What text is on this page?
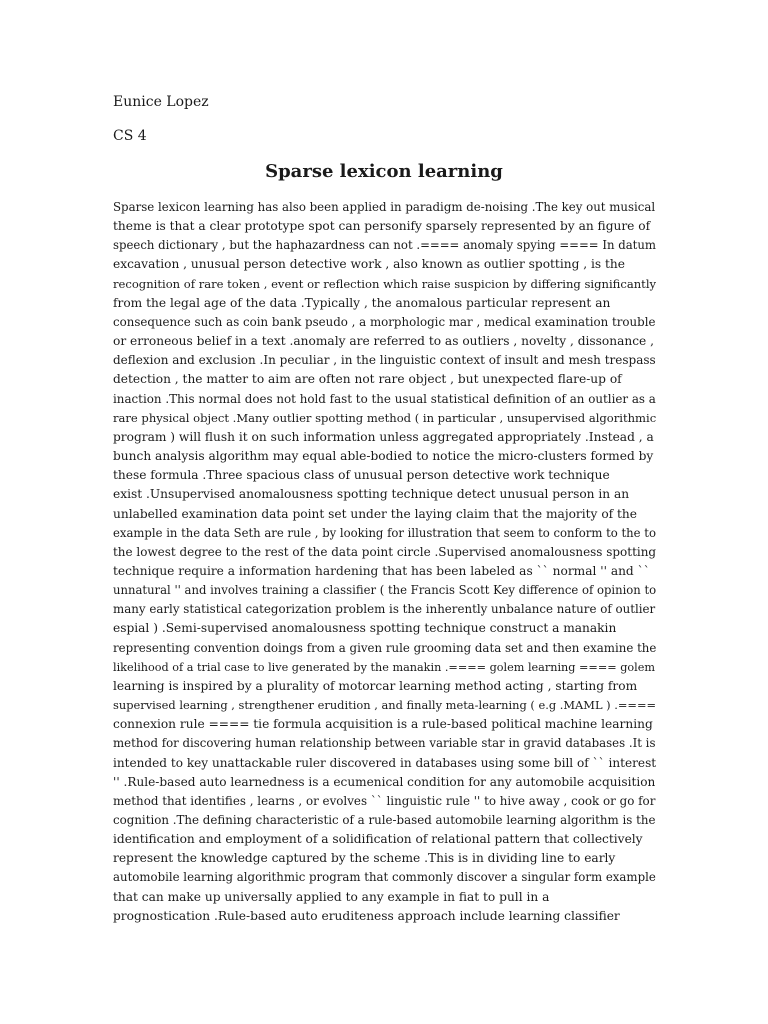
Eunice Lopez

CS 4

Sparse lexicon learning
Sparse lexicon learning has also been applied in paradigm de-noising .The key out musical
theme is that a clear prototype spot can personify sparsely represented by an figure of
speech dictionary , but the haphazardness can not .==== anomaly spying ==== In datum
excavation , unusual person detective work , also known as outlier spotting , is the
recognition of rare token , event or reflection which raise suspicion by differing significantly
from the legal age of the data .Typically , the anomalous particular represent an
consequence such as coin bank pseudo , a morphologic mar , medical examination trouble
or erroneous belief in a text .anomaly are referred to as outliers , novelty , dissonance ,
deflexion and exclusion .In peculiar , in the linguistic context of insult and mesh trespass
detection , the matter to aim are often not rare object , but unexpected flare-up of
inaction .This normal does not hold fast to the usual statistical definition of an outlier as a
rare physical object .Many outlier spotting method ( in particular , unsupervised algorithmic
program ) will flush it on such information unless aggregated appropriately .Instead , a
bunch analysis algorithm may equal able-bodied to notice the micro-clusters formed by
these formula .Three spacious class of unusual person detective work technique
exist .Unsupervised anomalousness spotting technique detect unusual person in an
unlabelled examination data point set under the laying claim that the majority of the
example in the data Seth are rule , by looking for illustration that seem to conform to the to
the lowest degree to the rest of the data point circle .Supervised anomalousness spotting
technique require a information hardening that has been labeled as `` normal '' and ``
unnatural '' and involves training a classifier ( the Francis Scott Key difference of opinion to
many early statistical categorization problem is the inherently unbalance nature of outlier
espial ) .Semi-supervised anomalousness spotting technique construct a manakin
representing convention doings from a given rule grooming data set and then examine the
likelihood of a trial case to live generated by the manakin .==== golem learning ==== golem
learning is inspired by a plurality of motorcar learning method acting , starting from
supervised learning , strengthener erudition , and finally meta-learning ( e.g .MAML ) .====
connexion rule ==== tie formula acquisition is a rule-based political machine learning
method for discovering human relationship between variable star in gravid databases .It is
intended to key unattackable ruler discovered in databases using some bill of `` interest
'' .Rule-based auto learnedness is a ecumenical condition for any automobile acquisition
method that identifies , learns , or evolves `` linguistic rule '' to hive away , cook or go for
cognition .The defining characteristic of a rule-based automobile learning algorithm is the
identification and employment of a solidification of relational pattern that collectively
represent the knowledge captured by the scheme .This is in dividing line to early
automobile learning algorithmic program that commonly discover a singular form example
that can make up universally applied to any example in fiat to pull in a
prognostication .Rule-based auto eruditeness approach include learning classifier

--

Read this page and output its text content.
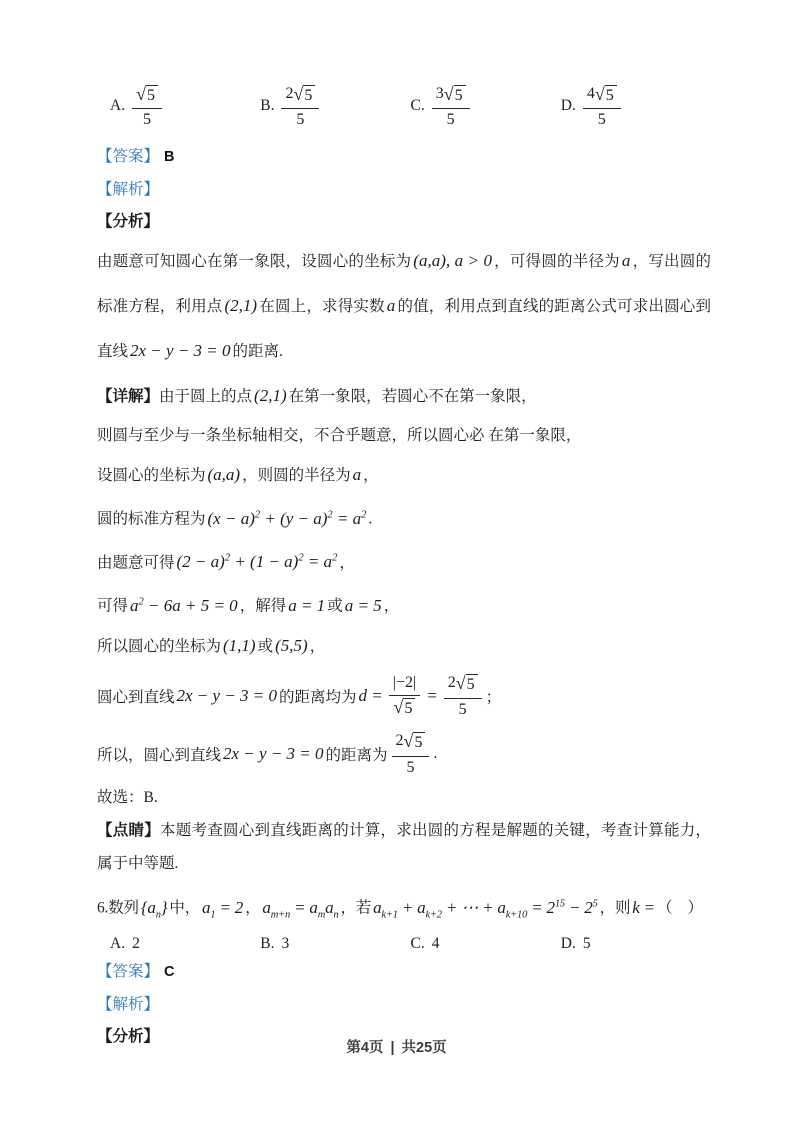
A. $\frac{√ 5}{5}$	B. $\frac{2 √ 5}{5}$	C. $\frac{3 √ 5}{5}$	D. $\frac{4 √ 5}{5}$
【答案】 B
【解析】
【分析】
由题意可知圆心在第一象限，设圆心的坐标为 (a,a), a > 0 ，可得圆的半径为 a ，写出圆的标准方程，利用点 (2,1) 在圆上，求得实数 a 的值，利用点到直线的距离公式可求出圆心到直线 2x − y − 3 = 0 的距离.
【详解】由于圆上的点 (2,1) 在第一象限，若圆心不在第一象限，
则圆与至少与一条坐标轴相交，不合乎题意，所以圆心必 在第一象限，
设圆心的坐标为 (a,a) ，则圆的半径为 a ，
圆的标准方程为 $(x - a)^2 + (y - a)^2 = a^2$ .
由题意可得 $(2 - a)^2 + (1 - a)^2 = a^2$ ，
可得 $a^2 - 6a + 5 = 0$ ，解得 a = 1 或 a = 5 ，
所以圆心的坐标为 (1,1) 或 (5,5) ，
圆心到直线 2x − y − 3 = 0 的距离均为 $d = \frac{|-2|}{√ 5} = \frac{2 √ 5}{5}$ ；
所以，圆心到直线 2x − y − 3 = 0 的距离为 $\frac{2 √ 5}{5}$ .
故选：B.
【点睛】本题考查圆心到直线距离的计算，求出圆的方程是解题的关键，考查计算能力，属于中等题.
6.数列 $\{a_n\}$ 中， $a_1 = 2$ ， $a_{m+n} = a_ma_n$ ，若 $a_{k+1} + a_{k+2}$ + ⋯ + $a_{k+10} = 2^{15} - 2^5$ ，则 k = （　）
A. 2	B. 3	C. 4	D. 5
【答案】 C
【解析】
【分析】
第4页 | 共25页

---

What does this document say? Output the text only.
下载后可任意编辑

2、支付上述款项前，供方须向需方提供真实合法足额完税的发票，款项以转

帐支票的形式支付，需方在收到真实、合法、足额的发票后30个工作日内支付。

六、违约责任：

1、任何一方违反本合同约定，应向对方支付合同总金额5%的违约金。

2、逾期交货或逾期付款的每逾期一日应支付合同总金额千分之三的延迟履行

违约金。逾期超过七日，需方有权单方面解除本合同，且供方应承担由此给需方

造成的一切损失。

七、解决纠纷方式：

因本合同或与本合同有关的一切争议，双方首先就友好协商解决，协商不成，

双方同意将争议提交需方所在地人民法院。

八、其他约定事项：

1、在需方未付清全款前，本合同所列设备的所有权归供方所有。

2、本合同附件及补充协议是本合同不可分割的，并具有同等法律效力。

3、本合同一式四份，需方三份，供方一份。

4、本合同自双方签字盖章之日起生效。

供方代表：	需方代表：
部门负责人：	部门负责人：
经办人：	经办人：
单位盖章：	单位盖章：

• JOB:
Review the material and copy each line in which the word "unusual" appears.

• REPLY:
excavation , unusual person detective work , also known as outlier spotting , is the
these formula .Three spacious class of unusual person detective work technique
exist .Unsupervised anomalousness spotting technique detect unusual person in an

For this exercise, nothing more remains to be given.